>> begin MATERIAL FOR THE TASK

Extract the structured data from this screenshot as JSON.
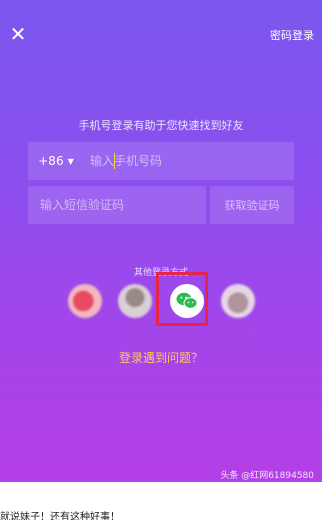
{
  "header": {
    "close_icon": "close-icon",
    "password_login": "密码登录"
  },
  "form": {
    "hint": "手机号登录有助于您快速找到好友",
    "country_code": "+86",
    "phone_placeholder": "输入手机号码",
    "code_placeholder": "输入短信验证码",
    "get_code": "获取验证码"
  },
  "social": {
    "label": "其他登录方式",
    "items": [
      "weibo-icon",
      "qq-icon",
      "wechat-icon",
      "other-login-icon"
    ],
    "highlight_color": "#e8244a"
  },
  "footer": {
    "trouble": "登录遇到问题？",
    "watermark": "头条 @红网61894580"
  },
  "caption": "就说妹子！还有这种好事！",
  "colors": {
    "gradient_top": "#7b57ee",
    "gradient_bottom": "#b43fe6",
    "cursor": "#ffd23f",
    "trouble_text": "#ffc95c"
  }
}
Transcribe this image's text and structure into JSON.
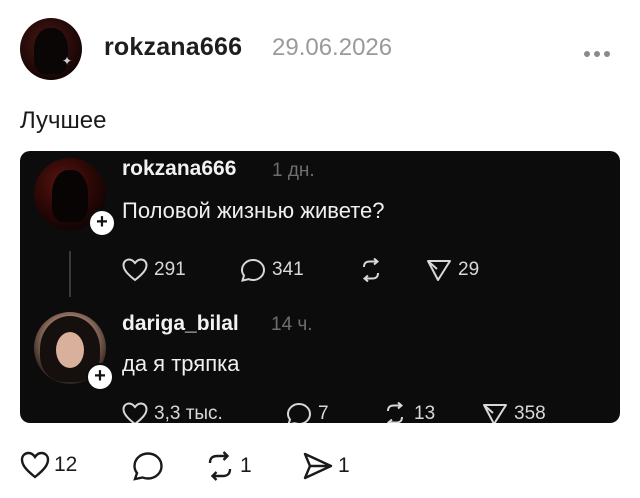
{
  "post": {
    "author": "rokzana666",
    "date": "29.06.2026",
    "caption": "Лучшее"
  },
  "quoted": {
    "comment1": {
      "author": "rokzana666",
      "time": "1 дн.",
      "text": "Половой жизнью живете?",
      "likes": "291",
      "replies": "341"
    },
    "comment1_share": "29",
    "comment2": {
      "author": "dariga_bilal",
      "time": "14 ч.",
      "text": "да я тряпка",
      "likes": "3,3 тыс.",
      "replies": "7",
      "reposts": "13",
      "shares": "358"
    }
  },
  "actions": {
    "likes": "12",
    "reposts": "1",
    "shares": "1"
  },
  "icons": [
    "avatar",
    "more-icon",
    "heart-icon",
    "comment-icon",
    "repost-icon",
    "share-icon",
    "plus-icon"
  ],
  "colors": {
    "card_bg": "#0c0c0c",
    "muted": "#9a9a9a"
  }
}
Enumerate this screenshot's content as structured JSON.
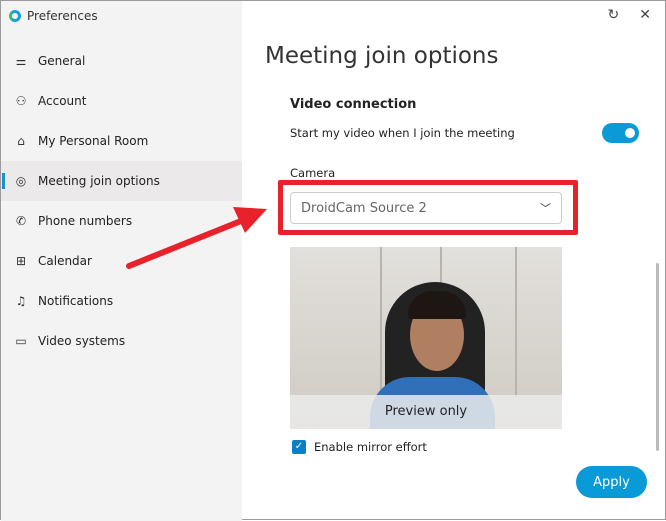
{
  "window": {
    "title": "Preferences",
    "refresh_icon": "↻",
    "close_icon": "✕"
  },
  "sidebar": {
    "items": [
      {
        "label": "General",
        "icon": "⚌"
      },
      {
        "label": "Account",
        "icon": "⚇"
      },
      {
        "label": "My Personal Room",
        "icon": "⌂"
      },
      {
        "label": "Meeting join options",
        "icon": "◎"
      },
      {
        "label": "Phone numbers",
        "icon": "✆"
      },
      {
        "label": "Calendar",
        "icon": "⊞"
      },
      {
        "label": "Notifications",
        "icon": "♫"
      },
      {
        "label": "Video systems",
        "icon": "▭"
      }
    ],
    "active": 3
  },
  "main": {
    "title": "Meeting join options",
    "section": "Video connection",
    "start_video_label": "Start my video when I join the meeting",
    "start_video_on": true,
    "camera_label": "Camera",
    "camera_value": "DroidCam Source 2",
    "preview_label": "Preview only",
    "mirror_label": "Enable mirror effort",
    "mirror_checked": true,
    "apply_label": "Apply"
  },
  "colors": {
    "accent": "#0a9ad8",
    "highlight": "#e8222b"
  }
}
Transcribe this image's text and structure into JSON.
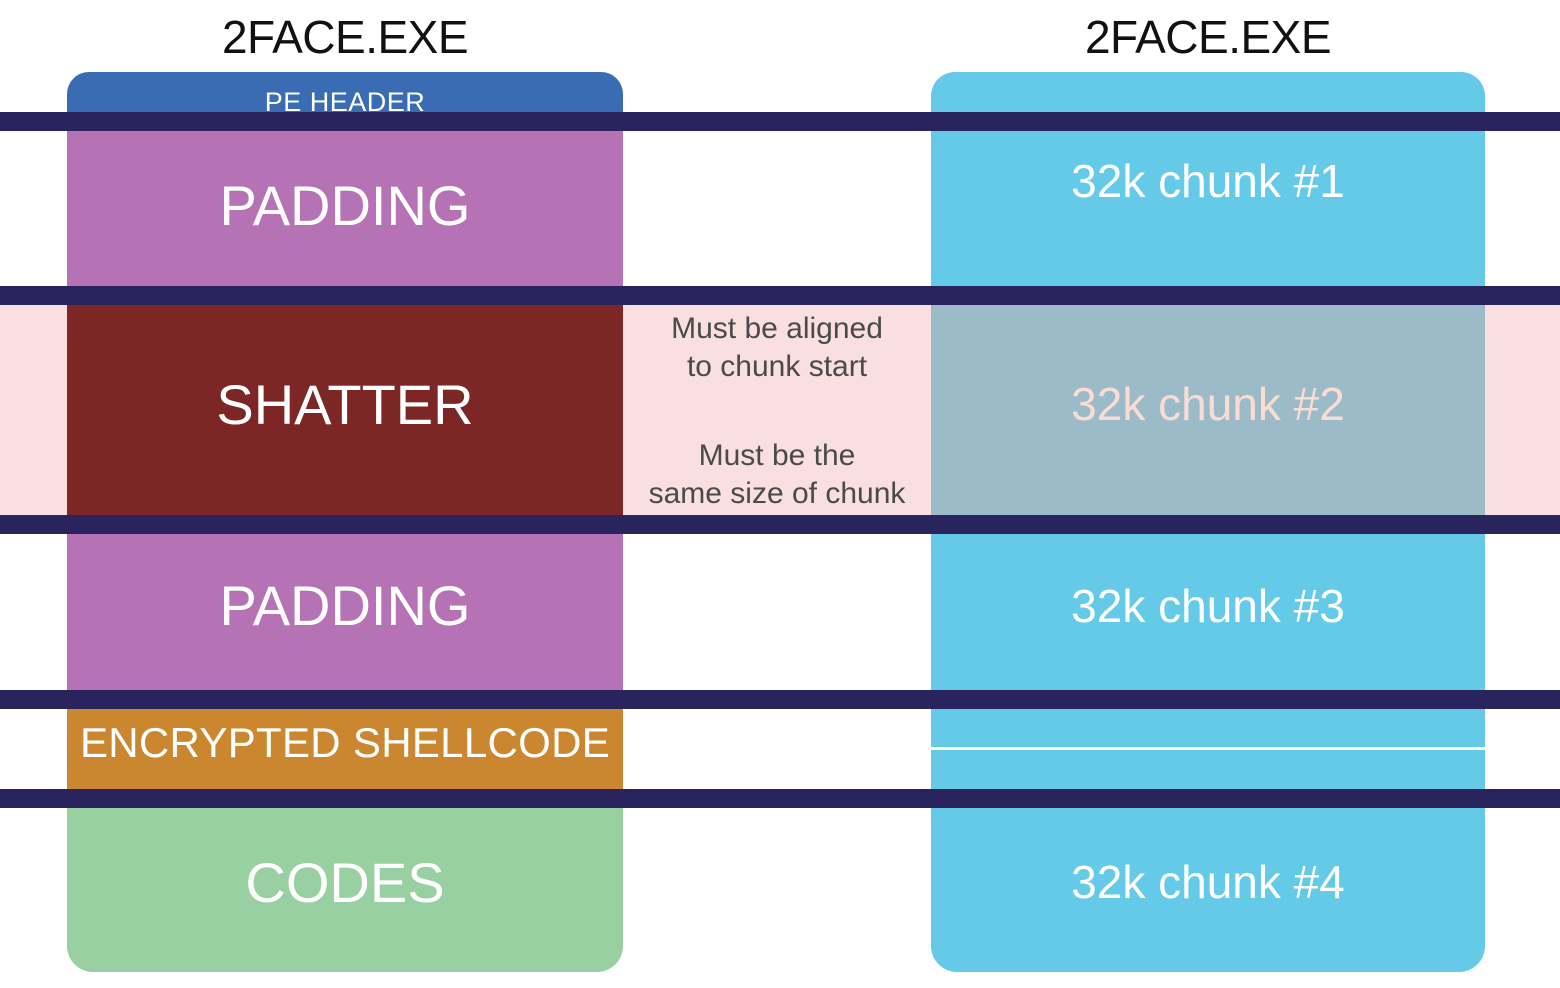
{
  "diagram": {
    "left_column": {
      "title": "2FACE.EXE",
      "segments": [
        {
          "id": "pe-header",
          "label": "PE HEADER",
          "color": "#3a6cb4"
        },
        {
          "id": "padding-1",
          "label": "PADDING",
          "color": "#b573b5"
        },
        {
          "id": "shatter",
          "label": "SHATTER",
          "color": "#7c2726"
        },
        {
          "id": "padding-2",
          "label": "PADDING",
          "color": "#b573b5"
        },
        {
          "id": "shellcode",
          "label": "ENCRYPTED SHELLCODE",
          "color": "#cb8730"
        },
        {
          "id": "codes",
          "label": "CODES",
          "color": "#98d0a2"
        }
      ]
    },
    "right_column": {
      "title": "2FACE.EXE",
      "segments": [
        {
          "id": "chunk-1",
          "label": "32k chunk #1",
          "color": "#65c9e8"
        },
        {
          "id": "chunk-2",
          "label": "32k chunk #2",
          "color": "#9bbbc8"
        },
        {
          "id": "chunk-3",
          "label": "32k chunk #3",
          "color": "#65c9e8"
        },
        {
          "id": "chunk-blank",
          "label": "",
          "color": "#65c9e8"
        },
        {
          "id": "chunk-4",
          "label": "32k chunk #4",
          "color": "#65c9e8"
        }
      ]
    },
    "annotations": {
      "note_1": "Must be aligned\nto chunk start",
      "note_2": "Must be the\nsame size of chunk"
    },
    "colors": {
      "rule": "#29245e",
      "highlight_band": "#fadfe0",
      "highlight_text": "#4a4a4a",
      "chunk2_text": "#fadcd2"
    }
  }
}
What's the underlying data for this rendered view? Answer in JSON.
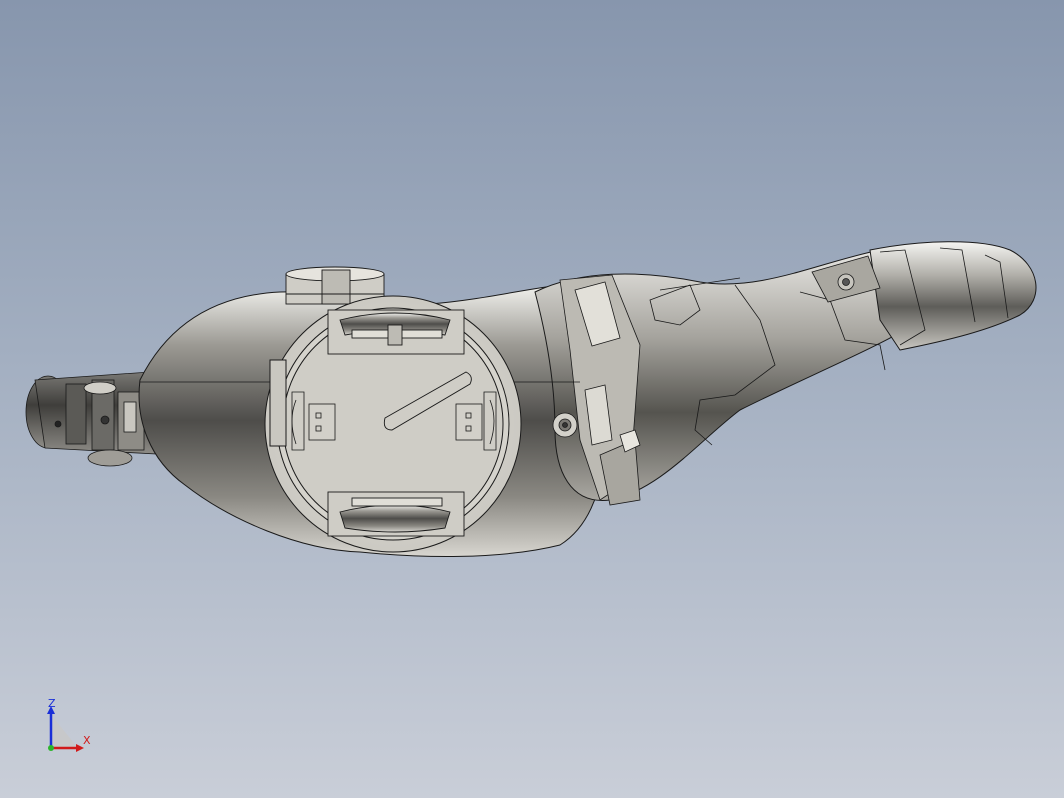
{
  "viewport": {
    "background_top": "#8796ad",
    "background_bottom": "#c9ced8",
    "model_color": "#d9d7d0",
    "edge_color": "#1a1a1a"
  },
  "triad": {
    "z_label": "Z",
    "x_label": "X",
    "z_color": "#1a2fd8",
    "x_color": "#d11a1a",
    "y_color": "#2bb52b"
  }
}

>> end MATERIAL FOR THE TASK

Using the entries above, return each line in which the word "JSON" occurs.

THE SOLUTION:
Extract the structured data from this screenshot as JSON.
Transcribe this image's text and structure into JSON.
Enumerate this screenshot's content as structured JSON.
Transcribe this image's text and structure into JSON.
What's the underlying data for this rendered view? Answer in JSON.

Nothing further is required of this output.